____ Exercise data
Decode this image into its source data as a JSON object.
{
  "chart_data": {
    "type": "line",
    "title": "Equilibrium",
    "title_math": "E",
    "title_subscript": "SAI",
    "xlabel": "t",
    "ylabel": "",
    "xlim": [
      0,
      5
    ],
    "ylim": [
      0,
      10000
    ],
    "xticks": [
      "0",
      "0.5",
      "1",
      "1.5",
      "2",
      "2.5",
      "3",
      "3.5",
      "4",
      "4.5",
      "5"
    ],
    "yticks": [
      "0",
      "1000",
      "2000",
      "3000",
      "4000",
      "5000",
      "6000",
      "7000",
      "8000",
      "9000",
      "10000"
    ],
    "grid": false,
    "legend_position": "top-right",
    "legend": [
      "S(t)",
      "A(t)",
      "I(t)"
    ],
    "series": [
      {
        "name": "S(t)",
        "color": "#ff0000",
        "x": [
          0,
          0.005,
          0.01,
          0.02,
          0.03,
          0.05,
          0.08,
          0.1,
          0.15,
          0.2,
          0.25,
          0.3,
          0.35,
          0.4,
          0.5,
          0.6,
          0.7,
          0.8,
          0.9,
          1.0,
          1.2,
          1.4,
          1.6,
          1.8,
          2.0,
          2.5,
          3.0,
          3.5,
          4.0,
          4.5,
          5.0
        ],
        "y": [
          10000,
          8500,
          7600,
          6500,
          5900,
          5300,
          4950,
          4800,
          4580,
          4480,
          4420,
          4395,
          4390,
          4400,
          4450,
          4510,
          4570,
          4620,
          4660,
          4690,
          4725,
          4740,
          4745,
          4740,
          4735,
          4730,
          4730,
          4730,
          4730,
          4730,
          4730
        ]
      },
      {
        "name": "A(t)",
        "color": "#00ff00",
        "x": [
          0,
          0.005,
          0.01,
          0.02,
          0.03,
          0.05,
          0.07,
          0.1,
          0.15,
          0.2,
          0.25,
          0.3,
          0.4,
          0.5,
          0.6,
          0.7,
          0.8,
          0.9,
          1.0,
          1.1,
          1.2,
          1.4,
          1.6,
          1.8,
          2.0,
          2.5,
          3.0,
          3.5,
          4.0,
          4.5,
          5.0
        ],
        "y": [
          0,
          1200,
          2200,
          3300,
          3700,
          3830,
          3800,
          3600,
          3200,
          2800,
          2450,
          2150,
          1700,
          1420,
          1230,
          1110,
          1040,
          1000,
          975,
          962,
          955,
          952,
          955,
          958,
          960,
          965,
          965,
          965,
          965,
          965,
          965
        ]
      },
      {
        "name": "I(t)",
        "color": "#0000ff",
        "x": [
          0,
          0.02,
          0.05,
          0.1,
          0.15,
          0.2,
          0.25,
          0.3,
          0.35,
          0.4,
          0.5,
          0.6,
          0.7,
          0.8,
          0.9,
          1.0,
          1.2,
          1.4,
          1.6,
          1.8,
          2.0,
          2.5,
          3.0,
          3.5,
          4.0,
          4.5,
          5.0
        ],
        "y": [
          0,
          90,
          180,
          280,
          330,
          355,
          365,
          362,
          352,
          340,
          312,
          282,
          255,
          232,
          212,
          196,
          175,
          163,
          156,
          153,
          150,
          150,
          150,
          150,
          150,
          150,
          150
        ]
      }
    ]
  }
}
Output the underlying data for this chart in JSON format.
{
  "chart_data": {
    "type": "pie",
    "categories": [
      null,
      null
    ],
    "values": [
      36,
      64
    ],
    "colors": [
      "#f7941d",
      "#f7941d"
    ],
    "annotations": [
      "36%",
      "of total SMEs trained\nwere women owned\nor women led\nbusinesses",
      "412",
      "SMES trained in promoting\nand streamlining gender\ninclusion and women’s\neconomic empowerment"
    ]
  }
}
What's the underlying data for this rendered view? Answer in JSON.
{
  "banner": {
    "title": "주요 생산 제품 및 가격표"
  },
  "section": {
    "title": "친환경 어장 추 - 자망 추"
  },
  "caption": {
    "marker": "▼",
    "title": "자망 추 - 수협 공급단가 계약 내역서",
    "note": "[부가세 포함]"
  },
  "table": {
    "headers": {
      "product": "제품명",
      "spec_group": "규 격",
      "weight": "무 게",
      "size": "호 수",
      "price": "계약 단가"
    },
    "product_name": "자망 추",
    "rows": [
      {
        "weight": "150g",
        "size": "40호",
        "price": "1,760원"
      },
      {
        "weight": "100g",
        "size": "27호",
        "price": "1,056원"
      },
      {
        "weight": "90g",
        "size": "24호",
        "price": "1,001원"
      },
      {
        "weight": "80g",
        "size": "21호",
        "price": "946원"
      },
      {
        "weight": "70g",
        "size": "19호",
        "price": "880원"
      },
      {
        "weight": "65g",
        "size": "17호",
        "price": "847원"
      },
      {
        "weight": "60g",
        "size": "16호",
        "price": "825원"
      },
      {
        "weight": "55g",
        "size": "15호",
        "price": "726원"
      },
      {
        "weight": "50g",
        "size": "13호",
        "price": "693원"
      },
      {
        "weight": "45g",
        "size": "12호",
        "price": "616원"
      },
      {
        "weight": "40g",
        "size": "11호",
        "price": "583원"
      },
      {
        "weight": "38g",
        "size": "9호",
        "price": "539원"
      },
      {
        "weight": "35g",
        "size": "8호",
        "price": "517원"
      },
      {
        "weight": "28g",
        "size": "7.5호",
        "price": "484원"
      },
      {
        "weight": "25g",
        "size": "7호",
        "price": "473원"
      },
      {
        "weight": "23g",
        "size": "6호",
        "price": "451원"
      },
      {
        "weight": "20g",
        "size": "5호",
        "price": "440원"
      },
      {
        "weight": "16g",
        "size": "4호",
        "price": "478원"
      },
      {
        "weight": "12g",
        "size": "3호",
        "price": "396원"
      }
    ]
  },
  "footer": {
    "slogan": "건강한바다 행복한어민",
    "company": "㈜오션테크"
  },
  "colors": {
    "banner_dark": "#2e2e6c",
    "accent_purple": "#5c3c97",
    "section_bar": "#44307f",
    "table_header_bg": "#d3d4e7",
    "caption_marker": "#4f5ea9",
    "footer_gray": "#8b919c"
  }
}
________
== Instructions for the task ==
Output all of the data again, exactly.

== Response to the task ==
Decode this image into its source data as a JSON object.
{
  "chart_data": {
    "type": "line",
    "title": "Equilibrium",
    "title_math": "E",
    "title_subscript": "SAI",
    "xlabel": "t",
    "ylabel": "",
    "xlim": [
      0,
      5
    ],
    "ylim": [
      0,
      10000
    ],
    "xticks": [
      "0",
      "0.5",
      "1",
      "1.5",
      "2",
      "2.5",
      "3",
      "3.5",
      "4",
      "4.5",
      "5"
    ],
    "yticks": [
      "0",
      "1000",
      "2000",
      "3000",
      "4000",
      "5000",
      "6000",
      "7000",
      "8000",
      "9000",
      "10000"
    ],
    "grid": false,
    "legend_position": "top-right",
    "legend": [
      "S(t)",
      "A(t)",
      "I(t)"
    ],
    "series": [
      {
        "name": "S(t)",
        "color": "#ff0000",
        "x": [
          0,
          0.005,
          0.01,
          0.02,
          0.03,
          0.05,
          0.08,
          0.1,
          0.15,
          0.2,
          0.25,
          0.3,
          0.35,
          0.4,
          0.5,
          0.6,
          0.7,
          0.8,
          0.9,
          1.0,
          1.2,
          1.4,
          1.6,
          1.8,
          2.0,
          2.5,
          3.0,
          3.5,
          4.0,
          4.5,
          5.0
        ],
        "y": [
          10000,
          8500,
          7600,
          6500,
          5900,
          5300,
          4950,
          4800,
          4580,
          4480,
          4420,
          4395,
          4390,
          4400,
          4450,
          4510,
          4570,
          4620,
          4660,
          4690,
          4725,
          4740,
          4745,
          4740,
          4735,
          4730,
          4730,
          4730,
          4730,
          4730,
          4730
        ]
      },
      {
        "name": "A(t)",
        "color": "#00ff00",
        "x": [
          0,
          0.005,
          0.01,
          0.02,
          0.03,
          0.05,
          0.07,
          0.1,
          0.15,
          0.2,
          0.25,
          0.3,
          0.4,
          0.5,
          0.6,
          0.7,
          0.8,
          0.9,
          1.0,
          1.1,
          1.2,
          1.4,
          1.6,
          1.8,
          2.0,
          2.5,
          3.0,
          3.5,
          4.0,
          4.5,
          5.0
        ],
        "y": [
          0,
          1200,
          2200,
          3300,
          3700,
          3830,
          3800,
          3600,
          3200,
          2800,
          2450,
          2150,
          1700,
          1420,
          1230,
          1110,
          1040,
          1000,
          975,
          962,
          955,
          952,
          955,
          958,
          960,
          965,
          965,
          965,
          965,
          965,
          965
        ]
      },
      {
        "name": "I(t)",
        "color": "#0000ff",
        "x": [
          0,
          0.02,
          0.05,
          0.1,
          0.15,
          0.2,
          0.25,
          0.3,
          0.35,
          0.4,
          0.5,
          0.6,
          0.7,
          0.8,
          0.9,
          1.0,
          1.2,
          1.4,
          1.6,
          1.8,
          2.0,
          2.5,
          3.0,
          3.5,
          4.0,
          4.5,
          5.0
        ],
        "y": [
          0,
          90,
          180,
          280,
          330,
          355,
          365,
          362,
          352,
          340,
          312,
          282,
          255,
          232,
          212,
          196,
          175,
          163,
          156,
          153,
          150,
          150,
          150,
          150,
          150,
          150,
          150
        ]
      }
    ]
  }
}
Output the underlying data for this chart in JSON format.
{
  "chart_data": {
    "type": "pie",
    "categories": [
      null,
      null
    ],
    "values": [
      36,
      64
    ],
    "colors": [
      "#f7941d",
      "#f7941d"
    ],
    "annotations": [
      "36%",
      "of total SMEs trained\nwere women owned\nor women led\nbusinesses",
      "412",
      "SMES trained in promoting\nand streamlining gender\ninclusion and women’s\neconomic empowerment"
    ]
  }
}
What's the underlying data for this rendered view? Answer in JSON.
{
  "banner": {
    "title": "주요 생산 제품 및 가격표"
  },
  "section": {
    "title": "친환경 어장 추 - 자망 추"
  },
  "caption": {
    "marker": "▼",
    "title": "자망 추 - 수협 공급단가 계약 내역서",
    "note": "[부가세 포함]"
  },
  "table": {
    "headers": {
      "product": "제품명",
      "spec_group": "규 격",
      "weight": "무 게",
      "size": "호 수",
      "price": "계약 단가"
    },
    "product_name": "자망 추",
    "rows": [
      {
        "weight": "150g",
        "size": "40호",
        "price": "1,760원"
      },
      {
        "weight": "100g",
        "size": "27호",
        "price": "1,056원"
      },
      {
        "weight": "90g",
        "size": "24호",
        "price": "1,001원"
      },
      {
        "weight": "80g",
        "size": "21호",
        "price": "946원"
      },
      {
        "weight": "70g",
        "size": "19호",
        "price": "880원"
      },
      {
        "weight": "65g",
        "size": "17호",
        "price": "847원"
      },
      {
        "weight": "60g",
        "size": "16호",
        "price": "825원"
      },
      {
        "weight": "55g",
        "size": "15호",
        "price": "726원"
      },
      {
        "weight": "50g",
        "size": "13호",
        "price": "693원"
      },
      {
        "weight": "45g",
        "size": "12호",
        "price": "616원"
      },
      {
        "weight": "40g",
        "size": "11호",
        "price": "583원"
      },
      {
        "weight": "38g",
        "size": "9호",
        "price": "539원"
      },
      {
        "weight": "35g",
        "size": "8호",
        "price": "517원"
      },
      {
        "weight": "28g",
        "size": "7.5호",
        "price": "484원"
      },
      {
        "weight": "25g",
        "size": "7호",
        "price": "473원"
      },
      {
        "weight": "23g",
        "size": "6호",
        "price": "451원"
      },
      {
        "weight": "20g",
        "size": "5호",
        "price": "440원"
      },
      {
        "weight": "16g",
        "size": "4호",
        "price": "478원"
      },
      {
        "weight": "12g",
        "size": "3호",
        "price": "396원"
      }
    ]
  },
  "footer": {
    "slogan": "건강한바다 행복한어민",
    "company": "㈜오션테크"
  },
  "colors": {
    "banner_dark": "#2e2e6c",
    "accent_purple": "#5c3c97",
    "section_bar": "#44307f",
    "table_header_bg": "#d3d4e7",
    "caption_marker": "#4f5ea9",
    "footer_gray": "#8b919c"
  }
}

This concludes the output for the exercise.